Restate the whole listing word for word. Pictures are left out.
--*--
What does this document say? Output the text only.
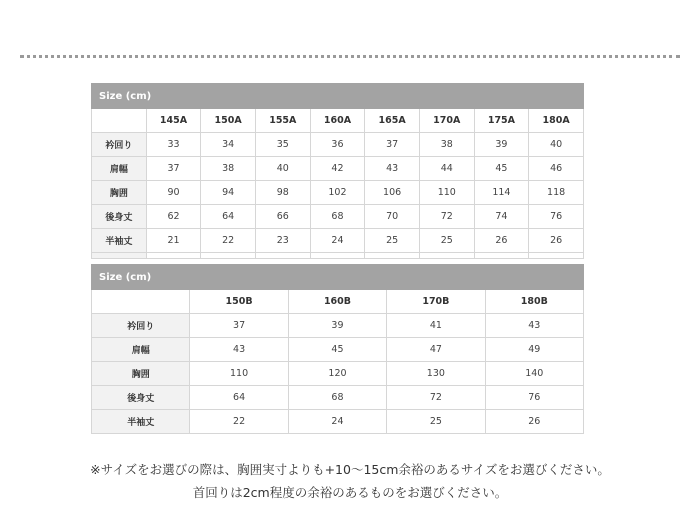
Size (cm)								
	145A	150A	155A	160A	165A	170A	175A	180A
衿回り	33	34	35	36	37	38	39	40
肩幅	37	38	40	42	43	44	45	46
胸囲	90	94	98	102	106	110	114	118
後身丈	62	64	66	68	70	72	74	76
半袖丈	21	22	23	24	25	25	26	26

Size (cm)				
	150B	160B	170B	180B
衿回り	37	39	41	43
肩幅	43	45	47	49
胸囲	110	120	130	140
後身丈	64	68	72	76
半袖丈	22	24	25	26
※サイズをお選びの際は、胸囲実寸よりも+10〜15cm余裕のあるサイズをお選びください。
首回りは2cm程度の余裕のあるものをお選びください。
--*--
RESPONSE TO THE TASK:
What does this document say? Output the text only.
Size (cm)								
	145A	150A	155A	160A	165A	170A	175A	180A
衿回り	33	34	35	36	37	38	39	40
肩幅	37	38	40	42	43	44	45	46
胸囲	90	94	98	102	106	110	114	118
後身丈	62	64	66	68	70	72	74	76
半袖丈	21	22	23	24	25	25	26	26

Size (cm)				
	150B	160B	170B	180B
衿回り	37	39	41	43
肩幅	43	45	47	49
胸囲	110	120	130	140
後身丈	64	68	72	76
半袖丈	22	24	25	26
※サイズをお選びの際は、胸囲実寸よりも+10〜15cm余裕のあるサイズをお選びください。
首回りは2cm程度の余裕のあるものをお選びください。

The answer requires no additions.